- [Job]
Take every line that has the string "profile" and copy it out.
====== Data shown ======
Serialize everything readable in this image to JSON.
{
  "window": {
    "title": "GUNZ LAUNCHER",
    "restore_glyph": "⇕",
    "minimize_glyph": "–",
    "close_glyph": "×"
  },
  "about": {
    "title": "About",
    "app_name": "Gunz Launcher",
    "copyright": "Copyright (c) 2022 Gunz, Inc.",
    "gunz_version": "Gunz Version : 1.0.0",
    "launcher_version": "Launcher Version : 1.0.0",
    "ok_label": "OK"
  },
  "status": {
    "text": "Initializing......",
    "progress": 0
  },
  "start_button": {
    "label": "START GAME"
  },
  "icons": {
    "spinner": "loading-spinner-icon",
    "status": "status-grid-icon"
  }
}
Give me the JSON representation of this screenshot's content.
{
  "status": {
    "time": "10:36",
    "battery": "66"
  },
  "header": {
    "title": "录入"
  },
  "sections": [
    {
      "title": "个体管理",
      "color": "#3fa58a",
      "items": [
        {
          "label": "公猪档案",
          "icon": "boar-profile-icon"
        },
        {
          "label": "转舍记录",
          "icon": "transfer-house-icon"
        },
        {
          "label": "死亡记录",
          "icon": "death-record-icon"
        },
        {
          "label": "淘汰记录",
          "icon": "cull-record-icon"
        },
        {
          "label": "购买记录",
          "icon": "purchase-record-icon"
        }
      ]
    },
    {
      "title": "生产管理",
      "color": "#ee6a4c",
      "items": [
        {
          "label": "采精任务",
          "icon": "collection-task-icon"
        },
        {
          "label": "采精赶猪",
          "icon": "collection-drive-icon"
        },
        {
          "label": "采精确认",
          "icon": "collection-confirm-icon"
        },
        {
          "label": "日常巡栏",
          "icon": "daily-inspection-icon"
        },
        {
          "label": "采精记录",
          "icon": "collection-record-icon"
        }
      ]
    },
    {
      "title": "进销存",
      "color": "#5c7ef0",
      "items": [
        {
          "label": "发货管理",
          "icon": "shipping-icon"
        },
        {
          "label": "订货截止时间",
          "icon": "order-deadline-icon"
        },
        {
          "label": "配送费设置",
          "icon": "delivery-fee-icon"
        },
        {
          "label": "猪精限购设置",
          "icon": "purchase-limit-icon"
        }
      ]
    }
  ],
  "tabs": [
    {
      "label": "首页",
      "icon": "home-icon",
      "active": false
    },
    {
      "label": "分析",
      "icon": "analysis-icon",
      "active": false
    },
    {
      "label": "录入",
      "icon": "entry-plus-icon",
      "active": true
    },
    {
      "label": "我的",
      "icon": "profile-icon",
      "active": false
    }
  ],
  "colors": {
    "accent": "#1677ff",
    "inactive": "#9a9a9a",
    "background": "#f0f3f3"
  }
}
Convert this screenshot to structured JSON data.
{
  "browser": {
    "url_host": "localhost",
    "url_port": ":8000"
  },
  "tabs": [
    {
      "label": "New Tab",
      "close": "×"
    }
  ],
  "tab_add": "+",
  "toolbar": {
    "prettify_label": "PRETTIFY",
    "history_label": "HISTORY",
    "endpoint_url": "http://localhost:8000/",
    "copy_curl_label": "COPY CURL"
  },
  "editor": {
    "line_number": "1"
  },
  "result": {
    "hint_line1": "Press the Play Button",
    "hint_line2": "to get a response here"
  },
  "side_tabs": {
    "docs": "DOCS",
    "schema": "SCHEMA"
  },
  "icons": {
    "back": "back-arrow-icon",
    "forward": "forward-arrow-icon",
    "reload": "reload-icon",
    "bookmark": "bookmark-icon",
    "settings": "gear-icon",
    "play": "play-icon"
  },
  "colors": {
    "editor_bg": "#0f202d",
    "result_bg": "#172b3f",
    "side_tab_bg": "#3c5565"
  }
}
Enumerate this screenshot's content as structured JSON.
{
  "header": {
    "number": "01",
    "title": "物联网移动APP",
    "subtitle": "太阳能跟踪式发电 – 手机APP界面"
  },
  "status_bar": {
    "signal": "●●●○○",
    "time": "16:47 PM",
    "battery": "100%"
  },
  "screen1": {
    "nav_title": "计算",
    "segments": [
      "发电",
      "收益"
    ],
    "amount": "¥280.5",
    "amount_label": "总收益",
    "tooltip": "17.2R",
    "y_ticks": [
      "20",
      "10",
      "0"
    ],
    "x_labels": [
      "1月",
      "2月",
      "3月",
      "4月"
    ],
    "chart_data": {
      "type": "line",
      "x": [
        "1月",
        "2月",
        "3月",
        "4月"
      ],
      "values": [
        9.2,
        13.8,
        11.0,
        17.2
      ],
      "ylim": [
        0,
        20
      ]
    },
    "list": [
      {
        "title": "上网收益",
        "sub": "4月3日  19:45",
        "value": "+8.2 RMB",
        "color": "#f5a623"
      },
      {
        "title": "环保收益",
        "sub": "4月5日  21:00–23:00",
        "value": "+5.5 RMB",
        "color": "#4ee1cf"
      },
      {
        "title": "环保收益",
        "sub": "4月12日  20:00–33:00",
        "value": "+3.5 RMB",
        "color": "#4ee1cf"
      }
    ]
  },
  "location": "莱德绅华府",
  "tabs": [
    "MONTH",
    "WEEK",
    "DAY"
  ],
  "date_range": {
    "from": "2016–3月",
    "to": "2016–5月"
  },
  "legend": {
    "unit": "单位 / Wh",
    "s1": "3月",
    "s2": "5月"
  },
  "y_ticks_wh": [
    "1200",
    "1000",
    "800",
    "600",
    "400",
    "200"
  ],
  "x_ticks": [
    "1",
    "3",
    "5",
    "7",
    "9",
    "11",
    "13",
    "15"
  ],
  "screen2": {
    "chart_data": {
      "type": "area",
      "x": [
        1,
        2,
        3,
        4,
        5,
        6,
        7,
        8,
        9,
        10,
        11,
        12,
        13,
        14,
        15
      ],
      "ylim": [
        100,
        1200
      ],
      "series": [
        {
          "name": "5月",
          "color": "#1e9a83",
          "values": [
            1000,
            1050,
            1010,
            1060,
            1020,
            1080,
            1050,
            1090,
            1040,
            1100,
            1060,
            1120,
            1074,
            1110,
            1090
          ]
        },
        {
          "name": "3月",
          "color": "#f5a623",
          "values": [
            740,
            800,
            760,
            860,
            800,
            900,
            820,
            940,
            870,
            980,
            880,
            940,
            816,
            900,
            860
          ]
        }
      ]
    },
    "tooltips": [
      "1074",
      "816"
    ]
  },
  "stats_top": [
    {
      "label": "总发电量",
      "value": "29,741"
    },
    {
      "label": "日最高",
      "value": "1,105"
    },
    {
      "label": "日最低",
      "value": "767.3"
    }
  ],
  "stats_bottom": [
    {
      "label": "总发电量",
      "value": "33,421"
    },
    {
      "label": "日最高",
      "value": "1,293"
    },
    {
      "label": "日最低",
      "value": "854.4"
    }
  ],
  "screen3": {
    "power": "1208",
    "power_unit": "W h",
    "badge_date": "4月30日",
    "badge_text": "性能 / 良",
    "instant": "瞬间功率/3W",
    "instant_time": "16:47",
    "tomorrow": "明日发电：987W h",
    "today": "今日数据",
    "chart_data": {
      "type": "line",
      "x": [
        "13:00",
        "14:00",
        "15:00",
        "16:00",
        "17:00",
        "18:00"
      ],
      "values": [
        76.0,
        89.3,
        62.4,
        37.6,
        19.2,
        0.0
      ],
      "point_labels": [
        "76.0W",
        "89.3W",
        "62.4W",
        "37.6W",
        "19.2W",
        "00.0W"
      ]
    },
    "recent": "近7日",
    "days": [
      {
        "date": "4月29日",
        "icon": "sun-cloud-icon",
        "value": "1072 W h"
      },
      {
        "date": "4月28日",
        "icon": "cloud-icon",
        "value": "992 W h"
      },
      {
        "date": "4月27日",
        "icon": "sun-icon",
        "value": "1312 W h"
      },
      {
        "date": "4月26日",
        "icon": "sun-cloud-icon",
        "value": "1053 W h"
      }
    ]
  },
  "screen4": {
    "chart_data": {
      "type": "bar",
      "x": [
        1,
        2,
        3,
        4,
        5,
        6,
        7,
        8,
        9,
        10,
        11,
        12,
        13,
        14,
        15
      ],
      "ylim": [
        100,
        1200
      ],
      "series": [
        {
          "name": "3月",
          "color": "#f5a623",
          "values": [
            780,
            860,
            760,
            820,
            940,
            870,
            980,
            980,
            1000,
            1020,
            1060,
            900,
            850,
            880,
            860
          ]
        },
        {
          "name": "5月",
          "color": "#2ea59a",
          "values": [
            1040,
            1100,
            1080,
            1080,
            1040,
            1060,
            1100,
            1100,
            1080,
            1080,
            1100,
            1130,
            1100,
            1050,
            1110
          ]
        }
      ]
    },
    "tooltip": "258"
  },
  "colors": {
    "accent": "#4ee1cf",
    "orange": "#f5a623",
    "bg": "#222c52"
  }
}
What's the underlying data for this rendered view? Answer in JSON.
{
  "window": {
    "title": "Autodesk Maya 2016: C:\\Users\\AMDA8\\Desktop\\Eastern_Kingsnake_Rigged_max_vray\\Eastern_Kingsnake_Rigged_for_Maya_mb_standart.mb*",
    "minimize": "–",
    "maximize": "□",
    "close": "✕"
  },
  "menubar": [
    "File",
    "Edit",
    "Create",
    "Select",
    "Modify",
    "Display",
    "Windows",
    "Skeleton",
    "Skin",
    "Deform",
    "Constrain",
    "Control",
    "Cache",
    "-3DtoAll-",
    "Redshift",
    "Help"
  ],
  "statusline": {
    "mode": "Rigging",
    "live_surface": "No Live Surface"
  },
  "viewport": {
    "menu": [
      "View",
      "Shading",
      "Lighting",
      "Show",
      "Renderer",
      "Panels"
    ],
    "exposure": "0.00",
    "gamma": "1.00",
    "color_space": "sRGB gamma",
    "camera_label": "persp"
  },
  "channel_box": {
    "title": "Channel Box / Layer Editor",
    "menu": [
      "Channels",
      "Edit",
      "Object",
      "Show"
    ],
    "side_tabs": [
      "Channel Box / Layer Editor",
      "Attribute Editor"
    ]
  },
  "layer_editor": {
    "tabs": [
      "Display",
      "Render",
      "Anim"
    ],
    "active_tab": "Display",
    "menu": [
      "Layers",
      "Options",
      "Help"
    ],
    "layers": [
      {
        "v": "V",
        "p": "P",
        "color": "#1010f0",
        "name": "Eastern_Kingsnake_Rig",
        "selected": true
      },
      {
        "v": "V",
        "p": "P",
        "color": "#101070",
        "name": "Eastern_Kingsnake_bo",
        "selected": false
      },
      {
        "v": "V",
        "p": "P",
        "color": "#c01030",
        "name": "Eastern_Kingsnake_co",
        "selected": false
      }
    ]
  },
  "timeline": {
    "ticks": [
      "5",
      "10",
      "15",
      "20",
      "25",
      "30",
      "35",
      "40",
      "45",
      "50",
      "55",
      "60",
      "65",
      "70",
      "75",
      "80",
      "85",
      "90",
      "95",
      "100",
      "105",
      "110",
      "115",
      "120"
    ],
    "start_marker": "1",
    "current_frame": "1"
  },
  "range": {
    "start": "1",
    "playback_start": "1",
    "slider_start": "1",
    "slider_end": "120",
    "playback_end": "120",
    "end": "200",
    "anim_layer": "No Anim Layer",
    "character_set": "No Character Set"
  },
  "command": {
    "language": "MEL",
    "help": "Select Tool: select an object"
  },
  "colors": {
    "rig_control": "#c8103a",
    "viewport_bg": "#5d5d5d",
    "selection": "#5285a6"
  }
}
======
- [Correct result]
          "icon": "boar-profile-icon"
      "icon": "profile-icon",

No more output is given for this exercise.